Copy out each line featuring the string "στατική" from the entries beneath.

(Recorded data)
==*==
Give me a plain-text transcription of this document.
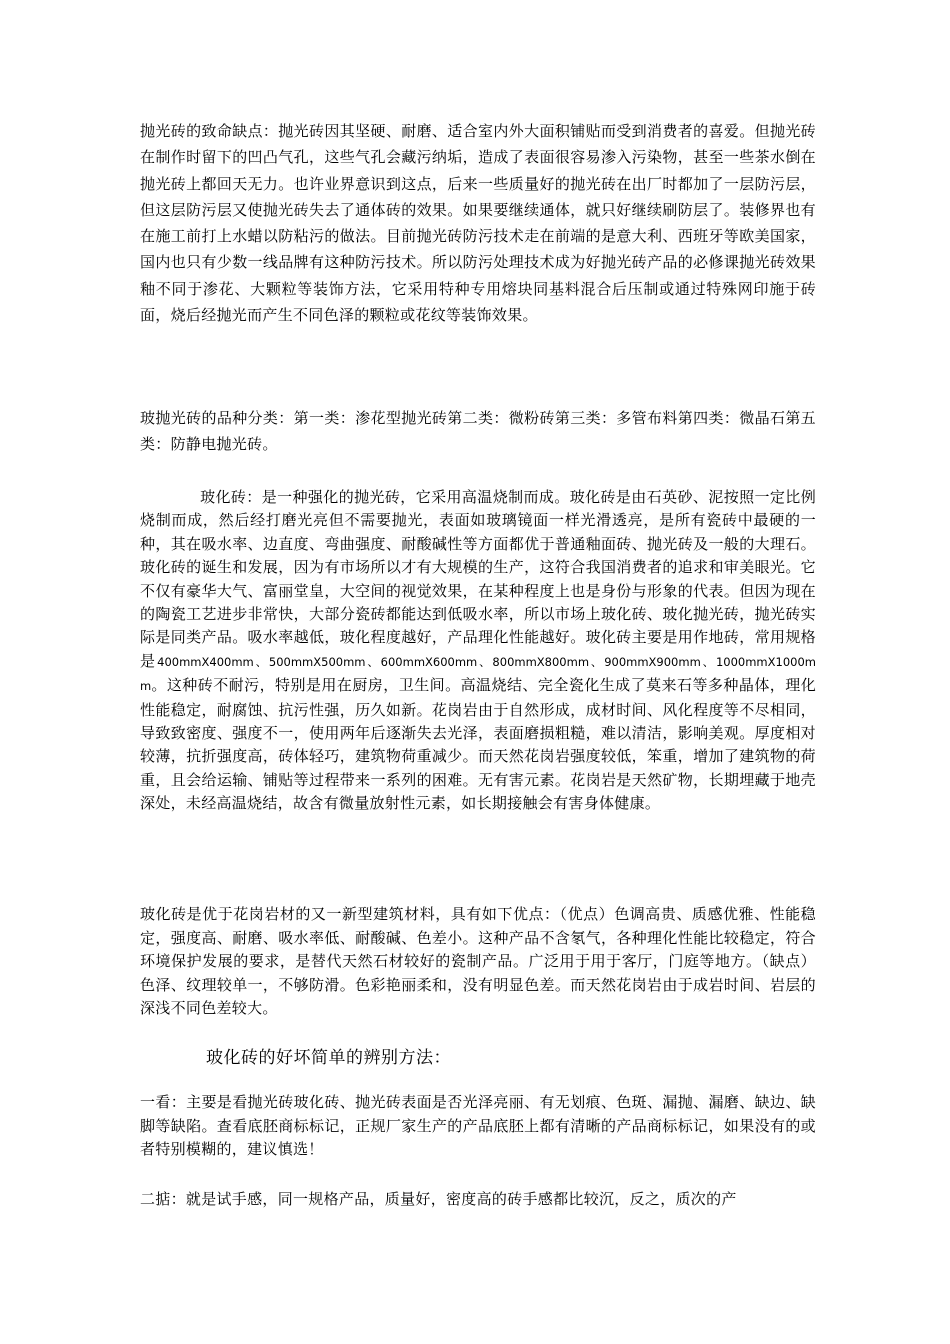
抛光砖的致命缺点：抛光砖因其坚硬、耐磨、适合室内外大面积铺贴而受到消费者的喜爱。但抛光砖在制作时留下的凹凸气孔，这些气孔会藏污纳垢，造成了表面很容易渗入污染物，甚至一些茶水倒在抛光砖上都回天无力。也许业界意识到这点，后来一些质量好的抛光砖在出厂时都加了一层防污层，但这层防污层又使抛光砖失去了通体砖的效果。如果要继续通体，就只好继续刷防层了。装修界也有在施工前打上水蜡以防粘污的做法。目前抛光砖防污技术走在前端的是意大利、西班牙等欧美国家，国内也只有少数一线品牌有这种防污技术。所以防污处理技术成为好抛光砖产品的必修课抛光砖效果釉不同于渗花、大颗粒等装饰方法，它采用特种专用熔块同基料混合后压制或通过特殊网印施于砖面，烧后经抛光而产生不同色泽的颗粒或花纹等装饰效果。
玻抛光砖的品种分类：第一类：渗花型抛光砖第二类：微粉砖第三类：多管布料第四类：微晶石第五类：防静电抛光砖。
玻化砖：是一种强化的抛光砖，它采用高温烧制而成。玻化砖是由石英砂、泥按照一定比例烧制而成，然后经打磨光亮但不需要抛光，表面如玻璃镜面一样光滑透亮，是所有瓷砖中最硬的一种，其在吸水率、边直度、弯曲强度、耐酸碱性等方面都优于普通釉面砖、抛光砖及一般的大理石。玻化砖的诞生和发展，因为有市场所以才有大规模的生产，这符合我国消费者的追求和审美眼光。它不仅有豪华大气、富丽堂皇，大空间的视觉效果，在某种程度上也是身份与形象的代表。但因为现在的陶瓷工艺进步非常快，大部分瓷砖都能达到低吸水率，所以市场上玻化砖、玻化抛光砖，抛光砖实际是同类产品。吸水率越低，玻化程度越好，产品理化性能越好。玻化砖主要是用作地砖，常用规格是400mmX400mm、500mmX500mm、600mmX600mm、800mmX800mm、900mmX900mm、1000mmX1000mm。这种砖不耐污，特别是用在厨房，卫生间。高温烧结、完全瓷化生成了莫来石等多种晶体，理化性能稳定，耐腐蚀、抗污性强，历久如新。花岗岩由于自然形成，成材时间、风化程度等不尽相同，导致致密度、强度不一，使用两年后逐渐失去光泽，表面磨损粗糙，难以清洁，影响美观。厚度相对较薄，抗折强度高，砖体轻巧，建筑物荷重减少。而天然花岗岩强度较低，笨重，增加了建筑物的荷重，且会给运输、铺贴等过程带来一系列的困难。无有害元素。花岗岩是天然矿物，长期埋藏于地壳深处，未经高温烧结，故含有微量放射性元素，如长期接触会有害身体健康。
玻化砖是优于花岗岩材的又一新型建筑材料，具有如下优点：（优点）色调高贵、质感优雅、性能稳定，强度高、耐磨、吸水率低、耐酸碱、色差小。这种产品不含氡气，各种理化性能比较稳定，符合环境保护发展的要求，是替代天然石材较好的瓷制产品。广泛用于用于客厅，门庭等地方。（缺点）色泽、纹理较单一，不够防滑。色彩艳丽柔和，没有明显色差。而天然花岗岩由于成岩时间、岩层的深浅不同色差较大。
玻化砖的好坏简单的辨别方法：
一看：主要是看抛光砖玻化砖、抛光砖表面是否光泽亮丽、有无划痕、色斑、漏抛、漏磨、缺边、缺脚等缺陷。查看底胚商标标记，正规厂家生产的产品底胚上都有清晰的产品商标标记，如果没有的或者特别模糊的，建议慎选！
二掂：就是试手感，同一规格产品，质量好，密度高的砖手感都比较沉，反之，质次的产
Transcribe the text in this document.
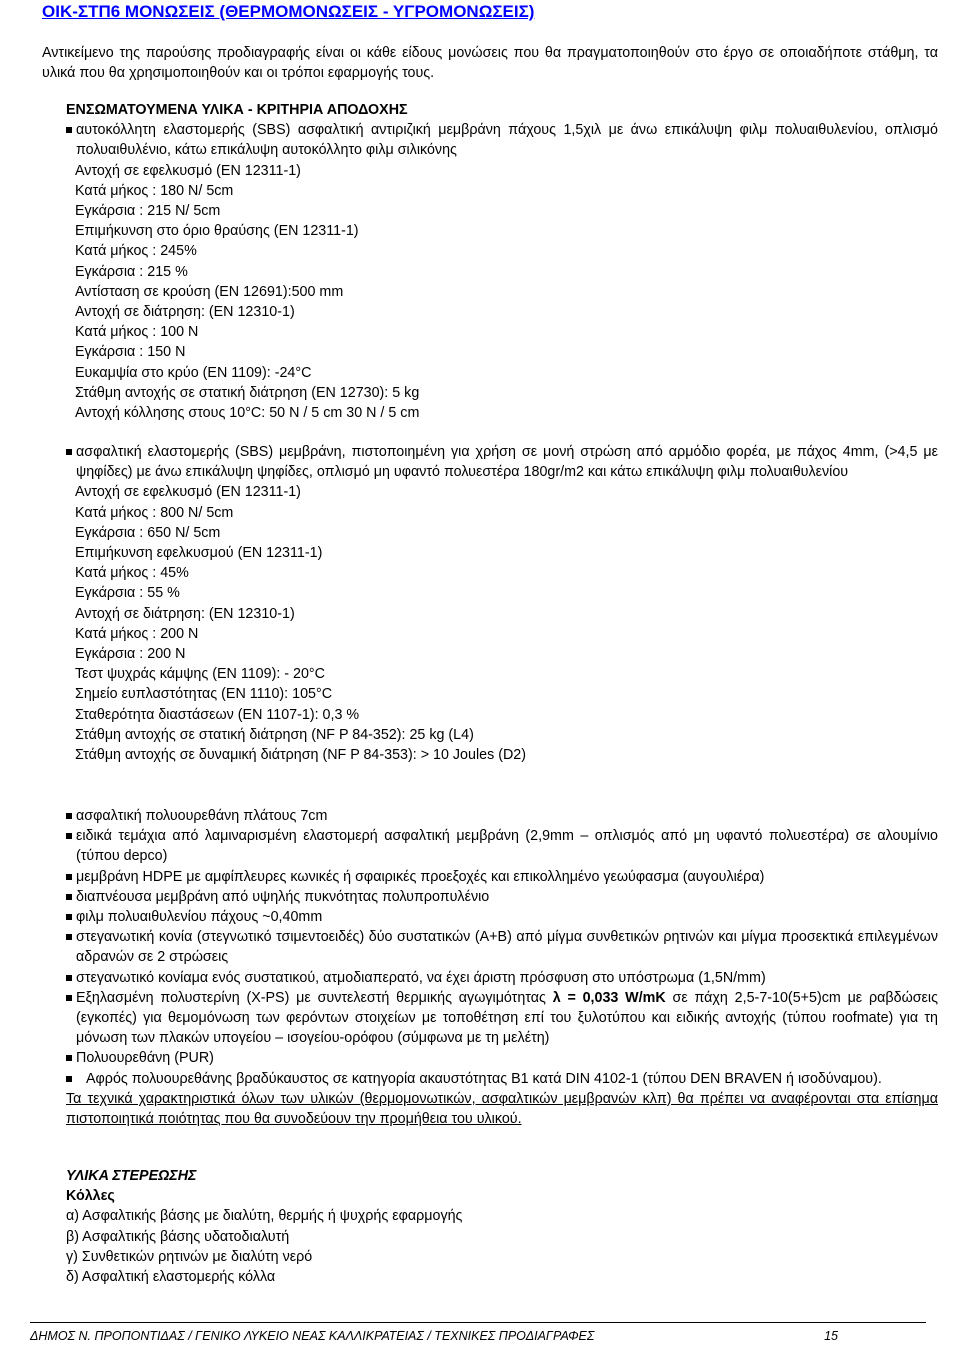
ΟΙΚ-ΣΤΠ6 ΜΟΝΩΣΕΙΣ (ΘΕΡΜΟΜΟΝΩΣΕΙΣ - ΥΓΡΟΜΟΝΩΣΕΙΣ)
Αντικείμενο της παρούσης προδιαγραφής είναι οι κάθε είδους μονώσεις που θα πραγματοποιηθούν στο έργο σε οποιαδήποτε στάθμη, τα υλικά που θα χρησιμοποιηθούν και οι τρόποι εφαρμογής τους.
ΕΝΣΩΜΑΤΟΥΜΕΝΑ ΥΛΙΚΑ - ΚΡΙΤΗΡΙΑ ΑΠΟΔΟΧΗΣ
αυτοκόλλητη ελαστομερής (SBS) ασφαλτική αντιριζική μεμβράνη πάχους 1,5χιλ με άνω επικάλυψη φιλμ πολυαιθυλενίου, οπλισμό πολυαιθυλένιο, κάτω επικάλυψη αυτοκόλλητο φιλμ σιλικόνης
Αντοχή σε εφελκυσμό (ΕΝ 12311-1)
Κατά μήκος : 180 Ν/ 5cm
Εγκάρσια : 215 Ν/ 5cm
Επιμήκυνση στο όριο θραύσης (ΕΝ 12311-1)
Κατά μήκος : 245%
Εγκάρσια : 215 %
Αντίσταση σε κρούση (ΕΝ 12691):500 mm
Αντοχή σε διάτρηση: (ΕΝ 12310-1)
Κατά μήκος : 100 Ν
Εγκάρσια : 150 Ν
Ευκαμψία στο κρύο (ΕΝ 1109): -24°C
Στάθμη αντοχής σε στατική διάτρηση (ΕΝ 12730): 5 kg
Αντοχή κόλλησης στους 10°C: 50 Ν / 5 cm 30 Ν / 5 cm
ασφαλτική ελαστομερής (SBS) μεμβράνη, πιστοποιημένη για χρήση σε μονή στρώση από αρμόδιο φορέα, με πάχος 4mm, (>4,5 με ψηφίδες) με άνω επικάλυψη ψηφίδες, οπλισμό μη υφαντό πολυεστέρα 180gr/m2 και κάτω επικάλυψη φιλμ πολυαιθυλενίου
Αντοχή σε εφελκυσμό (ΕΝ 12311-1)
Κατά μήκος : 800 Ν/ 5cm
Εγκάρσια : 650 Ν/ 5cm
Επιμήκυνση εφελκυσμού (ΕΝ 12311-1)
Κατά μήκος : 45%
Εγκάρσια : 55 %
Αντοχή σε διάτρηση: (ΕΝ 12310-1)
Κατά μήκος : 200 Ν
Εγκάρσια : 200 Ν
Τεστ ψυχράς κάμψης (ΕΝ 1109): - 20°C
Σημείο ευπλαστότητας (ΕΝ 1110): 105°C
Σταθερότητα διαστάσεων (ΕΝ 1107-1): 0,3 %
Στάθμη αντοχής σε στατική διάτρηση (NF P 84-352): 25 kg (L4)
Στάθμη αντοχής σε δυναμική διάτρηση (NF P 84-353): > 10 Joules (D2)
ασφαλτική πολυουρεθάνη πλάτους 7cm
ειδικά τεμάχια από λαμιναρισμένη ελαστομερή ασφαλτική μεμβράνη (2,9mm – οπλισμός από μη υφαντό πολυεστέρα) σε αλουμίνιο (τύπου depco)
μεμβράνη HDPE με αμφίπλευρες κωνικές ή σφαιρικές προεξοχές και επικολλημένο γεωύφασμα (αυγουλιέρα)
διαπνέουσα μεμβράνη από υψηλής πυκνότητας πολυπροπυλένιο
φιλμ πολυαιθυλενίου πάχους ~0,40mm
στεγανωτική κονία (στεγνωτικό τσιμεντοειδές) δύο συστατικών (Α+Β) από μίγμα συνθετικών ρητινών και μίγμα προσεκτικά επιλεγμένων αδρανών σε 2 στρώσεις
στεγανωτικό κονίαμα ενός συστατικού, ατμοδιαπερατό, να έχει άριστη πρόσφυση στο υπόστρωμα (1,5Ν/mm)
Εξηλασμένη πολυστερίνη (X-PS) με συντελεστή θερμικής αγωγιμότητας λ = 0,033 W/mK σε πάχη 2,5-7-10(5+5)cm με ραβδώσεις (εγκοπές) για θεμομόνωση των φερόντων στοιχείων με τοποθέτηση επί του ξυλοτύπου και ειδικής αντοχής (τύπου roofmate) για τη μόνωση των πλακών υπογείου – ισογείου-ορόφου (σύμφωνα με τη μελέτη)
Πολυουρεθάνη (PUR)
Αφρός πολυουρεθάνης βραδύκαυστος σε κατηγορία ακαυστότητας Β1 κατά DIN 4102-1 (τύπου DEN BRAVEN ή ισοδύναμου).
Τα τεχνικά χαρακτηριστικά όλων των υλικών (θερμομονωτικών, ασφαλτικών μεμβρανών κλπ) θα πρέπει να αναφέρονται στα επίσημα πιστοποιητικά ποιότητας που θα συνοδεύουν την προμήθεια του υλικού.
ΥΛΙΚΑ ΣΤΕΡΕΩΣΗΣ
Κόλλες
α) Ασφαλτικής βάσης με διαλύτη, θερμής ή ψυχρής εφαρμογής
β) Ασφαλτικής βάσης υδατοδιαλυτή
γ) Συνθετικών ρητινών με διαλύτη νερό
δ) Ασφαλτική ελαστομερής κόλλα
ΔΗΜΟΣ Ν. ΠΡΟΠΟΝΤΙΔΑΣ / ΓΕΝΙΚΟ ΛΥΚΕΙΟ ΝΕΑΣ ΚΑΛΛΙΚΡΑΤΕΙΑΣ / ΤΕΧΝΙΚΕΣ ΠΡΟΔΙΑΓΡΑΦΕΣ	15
==*==
• **Problem solution**
Στάθμη αντοχής σε στατική διάτρηση (ΕΝ 12730): 5 kg
Στάθμη αντοχής σε στατική διάτρηση (NF P 84-352): 25 kg (L4)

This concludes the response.